(Collected data entries)

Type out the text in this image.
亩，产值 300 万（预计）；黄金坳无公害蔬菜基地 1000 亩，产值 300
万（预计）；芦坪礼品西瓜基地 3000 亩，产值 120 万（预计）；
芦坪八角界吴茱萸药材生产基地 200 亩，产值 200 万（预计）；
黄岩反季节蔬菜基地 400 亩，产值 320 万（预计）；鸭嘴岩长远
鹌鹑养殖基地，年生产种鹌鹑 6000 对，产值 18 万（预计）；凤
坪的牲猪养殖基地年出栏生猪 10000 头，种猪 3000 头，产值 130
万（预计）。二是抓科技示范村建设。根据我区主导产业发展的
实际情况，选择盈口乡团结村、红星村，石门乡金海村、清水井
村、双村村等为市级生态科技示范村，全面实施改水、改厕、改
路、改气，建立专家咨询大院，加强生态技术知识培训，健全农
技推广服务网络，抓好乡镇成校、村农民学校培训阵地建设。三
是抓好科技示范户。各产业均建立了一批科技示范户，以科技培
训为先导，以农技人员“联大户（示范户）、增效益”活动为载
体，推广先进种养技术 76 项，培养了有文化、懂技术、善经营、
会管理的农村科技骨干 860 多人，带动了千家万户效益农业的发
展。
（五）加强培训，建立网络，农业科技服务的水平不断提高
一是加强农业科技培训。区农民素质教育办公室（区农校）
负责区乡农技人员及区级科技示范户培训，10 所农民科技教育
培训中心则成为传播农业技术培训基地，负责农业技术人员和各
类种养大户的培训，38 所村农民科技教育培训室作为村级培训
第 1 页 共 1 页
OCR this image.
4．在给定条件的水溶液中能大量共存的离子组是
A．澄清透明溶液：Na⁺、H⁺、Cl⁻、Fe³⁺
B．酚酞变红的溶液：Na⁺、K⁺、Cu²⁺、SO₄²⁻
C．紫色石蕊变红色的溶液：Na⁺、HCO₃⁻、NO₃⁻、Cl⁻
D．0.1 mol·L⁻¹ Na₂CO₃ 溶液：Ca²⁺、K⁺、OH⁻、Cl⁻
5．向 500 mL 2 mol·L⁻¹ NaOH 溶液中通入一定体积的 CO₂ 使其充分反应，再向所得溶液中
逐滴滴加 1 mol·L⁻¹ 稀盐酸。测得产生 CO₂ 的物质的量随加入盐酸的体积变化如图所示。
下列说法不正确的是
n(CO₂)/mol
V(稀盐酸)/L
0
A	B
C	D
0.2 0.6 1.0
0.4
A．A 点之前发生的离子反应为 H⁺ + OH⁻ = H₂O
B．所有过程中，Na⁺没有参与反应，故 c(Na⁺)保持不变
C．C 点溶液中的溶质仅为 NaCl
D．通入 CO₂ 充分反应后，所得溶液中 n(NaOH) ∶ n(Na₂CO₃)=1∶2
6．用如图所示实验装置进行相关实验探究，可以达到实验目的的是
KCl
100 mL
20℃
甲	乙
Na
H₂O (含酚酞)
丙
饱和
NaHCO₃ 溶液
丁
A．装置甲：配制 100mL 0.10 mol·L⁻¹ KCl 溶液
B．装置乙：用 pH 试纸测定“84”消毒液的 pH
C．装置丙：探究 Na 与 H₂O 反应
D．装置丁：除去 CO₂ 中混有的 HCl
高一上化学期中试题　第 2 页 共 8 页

> [THE TASK]: Whenever "image" turns up in a line, pick that line out.

> [RESULT BELOW]:
Type out the text in this image.
OCR this image.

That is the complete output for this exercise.